PROBLEM REQUIREMENTS:
Determine which lines contain the word "allò", then copy those lines.

Stored records:
*-*-*

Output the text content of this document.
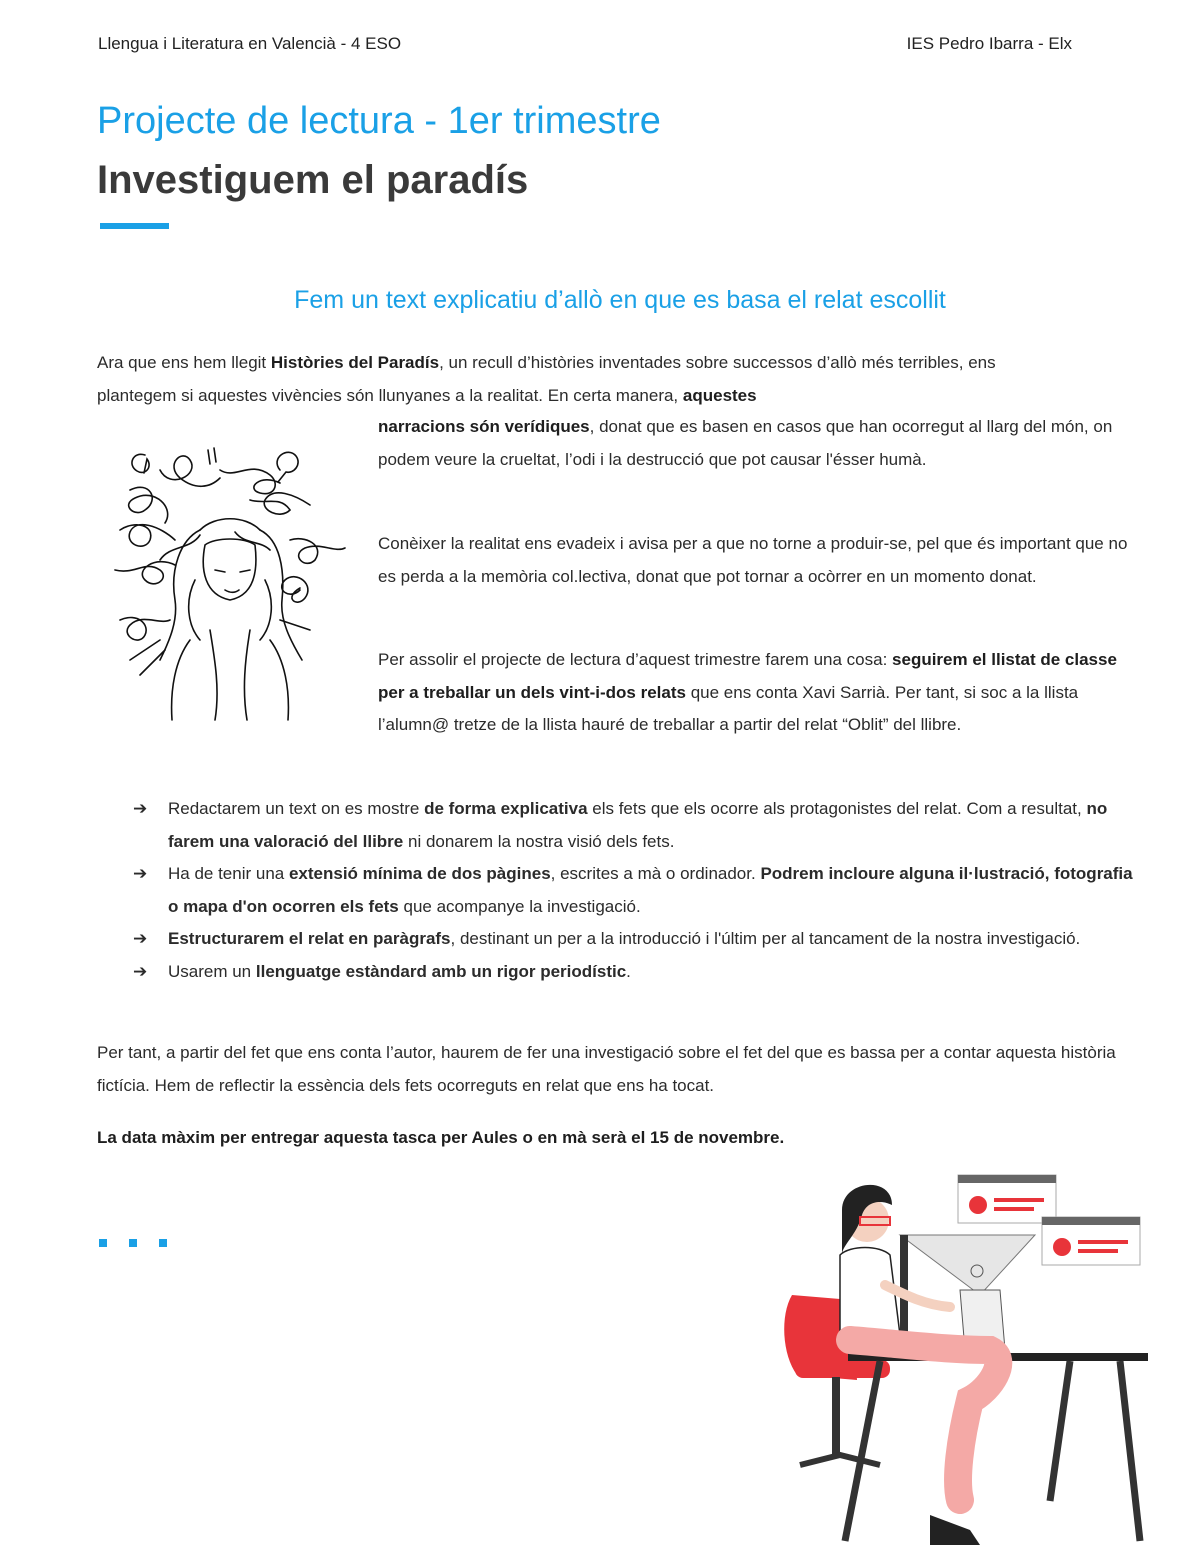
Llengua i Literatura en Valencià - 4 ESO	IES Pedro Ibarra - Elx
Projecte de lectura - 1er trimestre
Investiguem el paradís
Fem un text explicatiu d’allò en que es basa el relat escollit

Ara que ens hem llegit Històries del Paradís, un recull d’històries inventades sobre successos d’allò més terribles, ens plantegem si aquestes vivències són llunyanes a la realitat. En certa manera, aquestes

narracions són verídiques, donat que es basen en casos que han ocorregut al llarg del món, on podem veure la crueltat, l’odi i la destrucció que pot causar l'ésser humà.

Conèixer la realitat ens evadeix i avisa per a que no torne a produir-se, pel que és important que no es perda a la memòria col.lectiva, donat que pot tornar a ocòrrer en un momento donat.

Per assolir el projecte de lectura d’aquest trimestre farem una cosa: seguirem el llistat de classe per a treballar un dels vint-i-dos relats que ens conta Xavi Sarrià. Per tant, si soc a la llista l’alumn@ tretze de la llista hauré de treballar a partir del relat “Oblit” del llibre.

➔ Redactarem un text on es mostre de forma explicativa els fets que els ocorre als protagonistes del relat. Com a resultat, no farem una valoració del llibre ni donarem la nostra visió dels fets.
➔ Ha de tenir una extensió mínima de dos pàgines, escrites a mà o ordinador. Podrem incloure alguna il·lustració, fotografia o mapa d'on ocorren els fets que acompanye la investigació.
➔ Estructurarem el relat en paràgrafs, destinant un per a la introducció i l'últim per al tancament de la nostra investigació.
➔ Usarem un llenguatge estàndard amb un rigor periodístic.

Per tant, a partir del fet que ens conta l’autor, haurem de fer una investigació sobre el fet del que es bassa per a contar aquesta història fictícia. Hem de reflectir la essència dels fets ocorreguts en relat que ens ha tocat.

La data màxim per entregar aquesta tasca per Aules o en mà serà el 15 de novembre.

*-*-*

SOLVED EXERCISE:
Fem un text explicatiu d’allò en que es basa el relat escollit
Ara que ens hem llegit Històries del Paradís, un recull d’històries inventades sobre successos d’allò més terribles, ens plantegem si aquestes vivències són llunyanes a la realitat. En certa manera, aquestes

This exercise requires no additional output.